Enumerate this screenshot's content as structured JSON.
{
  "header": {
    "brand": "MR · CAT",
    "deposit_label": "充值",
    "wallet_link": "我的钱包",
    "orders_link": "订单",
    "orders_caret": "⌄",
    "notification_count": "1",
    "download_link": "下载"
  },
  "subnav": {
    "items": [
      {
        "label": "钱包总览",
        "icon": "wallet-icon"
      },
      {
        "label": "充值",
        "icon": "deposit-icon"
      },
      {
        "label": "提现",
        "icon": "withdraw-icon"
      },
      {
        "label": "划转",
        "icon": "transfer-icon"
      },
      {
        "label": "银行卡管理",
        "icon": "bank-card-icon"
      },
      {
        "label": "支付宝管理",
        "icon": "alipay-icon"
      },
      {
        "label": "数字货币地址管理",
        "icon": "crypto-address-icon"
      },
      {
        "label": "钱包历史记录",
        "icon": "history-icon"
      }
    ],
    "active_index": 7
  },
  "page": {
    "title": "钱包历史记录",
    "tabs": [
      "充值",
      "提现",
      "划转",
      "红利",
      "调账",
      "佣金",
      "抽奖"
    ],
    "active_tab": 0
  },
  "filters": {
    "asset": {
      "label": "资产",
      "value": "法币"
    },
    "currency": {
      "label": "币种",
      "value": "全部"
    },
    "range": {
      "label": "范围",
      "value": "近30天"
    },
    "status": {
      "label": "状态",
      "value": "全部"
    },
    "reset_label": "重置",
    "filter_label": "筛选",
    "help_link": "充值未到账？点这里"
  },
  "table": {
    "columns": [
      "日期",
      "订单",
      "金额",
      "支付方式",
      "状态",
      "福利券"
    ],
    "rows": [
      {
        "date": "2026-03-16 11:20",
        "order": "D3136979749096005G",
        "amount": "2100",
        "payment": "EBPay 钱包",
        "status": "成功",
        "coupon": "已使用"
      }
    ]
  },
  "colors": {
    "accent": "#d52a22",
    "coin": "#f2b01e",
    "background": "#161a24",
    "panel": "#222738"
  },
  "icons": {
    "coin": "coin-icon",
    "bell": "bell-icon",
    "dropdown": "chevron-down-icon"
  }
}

> What is needed:
Each entry must be reproduced verbatim.

> Output for this task:
Enumerate this screenshot's content as structured JSON.
{
  "header": {
    "brand": "MR · CAT",
    "deposit_label": "充值",
    "wallet_link": "我的钱包",
    "orders_link": "订单",
    "orders_caret": "⌄",
    "notification_count": "1",
    "download_link": "下载"
  },
  "subnav": {
    "items": [
      {
        "label": "钱包总览",
        "icon": "wallet-icon"
      },
      {
        "label": "充值",
        "icon": "deposit-icon"
      },
      {
        "label": "提现",
        "icon": "withdraw-icon"
      },
      {
        "label": "划转",
        "icon": "transfer-icon"
      },
      {
        "label": "银行卡管理",
        "icon": "bank-card-icon"
      },
      {
        "label": "支付宝管理",
        "icon": "alipay-icon"
      },
      {
        "label": "数字货币地址管理",
        "icon": "crypto-address-icon"
      },
      {
        "label": "钱包历史记录",
        "icon": "history-icon"
      }
    ],
    "active_index": 7
  },
  "page": {
    "title": "钱包历史记录",
    "tabs": [
      "充值",
      "提现",
      "划转",
      "红利",
      "调账",
      "佣金",
      "抽奖"
    ],
    "active_tab": 0
  },
  "filters": {
    "asset": {
      "label": "资产",
      "value": "法币"
    },
    "currency": {
      "label": "币种",
      "value": "全部"
    },
    "range": {
      "label": "范围",
      "value": "近30天"
    },
    "status": {
      "label": "状态",
      "value": "全部"
    },
    "reset_label": "重置",
    "filter_label": "筛选",
    "help_link": "充值未到账？点这里"
  },
  "table": {
    "columns": [
      "日期",
      "订单",
      "金额",
      "支付方式",
      "状态",
      "福利券"
    ],
    "rows": [
      {
        "date": "2026-03-16 11:20",
        "order": "D3136979749096005G",
        "amount": "2100",
        "payment": "EBPay 钱包",
        "status": "成功",
        "coupon": "已使用"
      }
    ]
  },
  "colors": {
    "accent": "#d52a22",
    "coin": "#f2b01e",
    "background": "#161a24",
    "panel": "#222738"
  },
  "icons": {
    "coin": "coin-icon",
    "bell": "bell-icon",
    "dropdown": "chevron-down-icon"
  }
}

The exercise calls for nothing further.